## [SHORT EXERCISE]
Copy the listing below, replacing every "Text" with "Label" and changing nothing else. Leave the picture out.

## [DATA ROWS]
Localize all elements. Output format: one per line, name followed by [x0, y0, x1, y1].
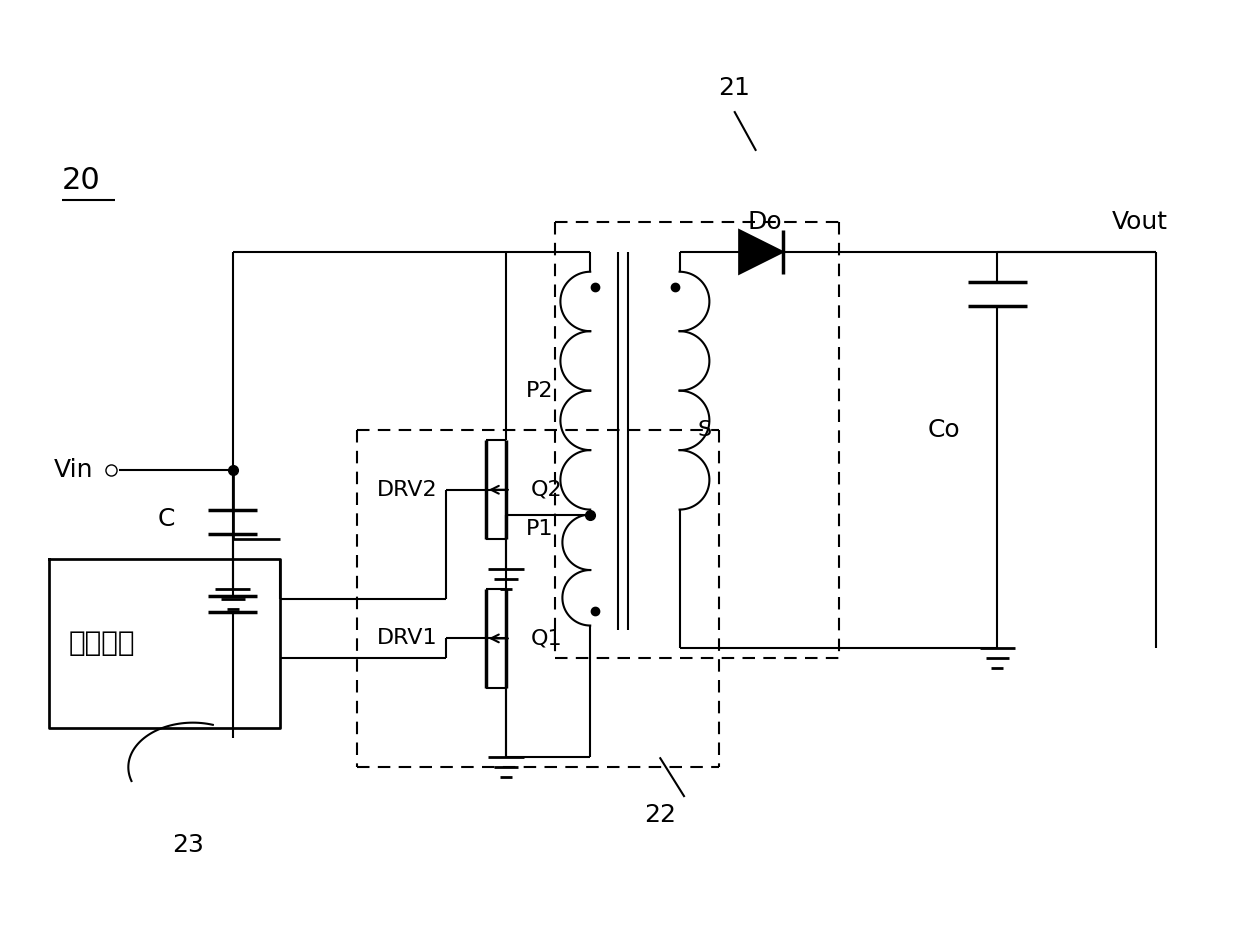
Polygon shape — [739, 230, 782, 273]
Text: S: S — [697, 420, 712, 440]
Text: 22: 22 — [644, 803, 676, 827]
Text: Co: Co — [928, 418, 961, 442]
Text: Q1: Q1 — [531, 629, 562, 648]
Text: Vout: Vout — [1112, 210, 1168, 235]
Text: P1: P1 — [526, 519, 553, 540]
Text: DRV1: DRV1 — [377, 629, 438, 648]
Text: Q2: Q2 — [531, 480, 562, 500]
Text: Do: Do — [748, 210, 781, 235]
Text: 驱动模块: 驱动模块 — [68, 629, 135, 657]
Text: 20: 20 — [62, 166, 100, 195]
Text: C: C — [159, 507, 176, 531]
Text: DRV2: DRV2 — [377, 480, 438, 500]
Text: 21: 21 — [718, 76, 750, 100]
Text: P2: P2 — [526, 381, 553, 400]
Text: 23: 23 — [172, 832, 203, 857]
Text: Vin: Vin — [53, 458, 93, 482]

## [THE RESULT]
Localize all elements. Output format: one per line, name followed by [x0, y0, x1, y1].
Polygon shape — [739, 230, 782, 273]
Label: S: S — [697, 420, 712, 440]
Label: 22: 22 — [644, 803, 676, 827]
Label: Co: Co — [928, 418, 961, 442]
Label: Q1: Q1 — [531, 629, 562, 648]
Label: Vout: Vout — [1112, 210, 1168, 235]
Label: P1: P1 — [526, 519, 553, 540]
Label: DRV1: DRV1 — [377, 629, 438, 648]
Label: Q2: Q2 — [531, 480, 562, 500]
Label: Do: Do — [748, 210, 781, 235]
Label: 驱动模块: 驱动模块 — [68, 629, 135, 657]
Label: 20: 20 — [62, 166, 100, 195]
Label: C: C — [159, 507, 176, 531]
Label: DRV2: DRV2 — [377, 480, 438, 500]
Label: 21: 21 — [718, 76, 750, 100]
Label: P2: P2 — [526, 381, 553, 400]
Label: 23: 23 — [172, 832, 203, 857]
Label: Vin: Vin — [53, 458, 93, 482]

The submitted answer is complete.